Rewrite the lines starting at the first one and ending at the line with "The trajectory d is at (568, 208).", swapping "side view" for "profile view" and changing nothing else.
=-=-=-=-=
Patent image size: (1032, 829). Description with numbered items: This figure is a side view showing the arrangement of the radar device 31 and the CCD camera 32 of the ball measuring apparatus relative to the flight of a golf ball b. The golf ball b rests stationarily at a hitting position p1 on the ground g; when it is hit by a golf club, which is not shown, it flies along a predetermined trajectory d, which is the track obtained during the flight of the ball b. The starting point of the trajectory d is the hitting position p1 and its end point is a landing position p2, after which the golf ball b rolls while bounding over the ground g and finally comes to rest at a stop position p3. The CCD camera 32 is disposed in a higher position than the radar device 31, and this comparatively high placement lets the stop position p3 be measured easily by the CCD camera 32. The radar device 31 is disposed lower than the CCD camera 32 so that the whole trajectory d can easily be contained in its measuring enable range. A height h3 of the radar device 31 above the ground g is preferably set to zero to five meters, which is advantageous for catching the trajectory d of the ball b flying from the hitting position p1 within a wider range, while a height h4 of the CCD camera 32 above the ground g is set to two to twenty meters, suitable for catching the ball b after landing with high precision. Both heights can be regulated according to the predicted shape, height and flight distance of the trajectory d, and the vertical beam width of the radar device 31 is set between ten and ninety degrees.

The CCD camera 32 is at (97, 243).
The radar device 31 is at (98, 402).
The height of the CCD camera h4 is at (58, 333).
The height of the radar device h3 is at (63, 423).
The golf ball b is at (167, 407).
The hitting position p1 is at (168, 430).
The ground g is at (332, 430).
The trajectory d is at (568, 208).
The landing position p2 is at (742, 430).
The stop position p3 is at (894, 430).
=-=-=-=-=
**Exercise answer**:
Patent image size: (1032, 829). Description with numbered items: This figure is a profile view showing the arrangement of the radar device 31 and the CCD camera 32 of the ball measuring apparatus relative to the flight of a golf ball b. The golf ball b rests stationarily at a hitting position p1 on the ground g; when it is hit by a golf club, which is not shown, it flies along a predetermined trajectory d, which is the track obtained during the flight of the ball b. The starting point of the trajectory d is the hitting position p1 and its end point is a landing position p2, after which the golf ball b rolls while bounding over the ground g and finally comes to rest at a stop position p3. The CCD camera 32 is disposed in a higher position than the radar device 31, and this comparatively high placement lets the stop position p3 be measured easily by the CCD camera 32. The radar device 31 is disposed lower than the CCD camera 32 so that the whole trajectory d can easily be contained in its measuring enable range. A height h3 of the radar device 31 above the ground g is preferably set to zero to five meters, which is advantageous for catching the trajectory d of the ball b flying from the hitting position p1 within a wider range, while a height h4 of the CCD camera 32 above the ground g is set to two to twenty meters, suitable for catching the ball b after landing with high precision. Both heights can be regulated according to the predicted shape, height and flight distance of the trajectory d, and the vertical beam width of the radar device 31 is set between ten and ninety degrees.

The CCD camera 32 is at (97, 243).
The radar device 31 is at (98, 402).
The height of the CCD camera h4 is at (58, 333).
The height of the radar device h3 is at (63, 423).
The golf ball b is at (167, 407).
The hitting position p1 is at (168, 430).
The ground g is at (332, 430).
The trajectory d is at (568, 208).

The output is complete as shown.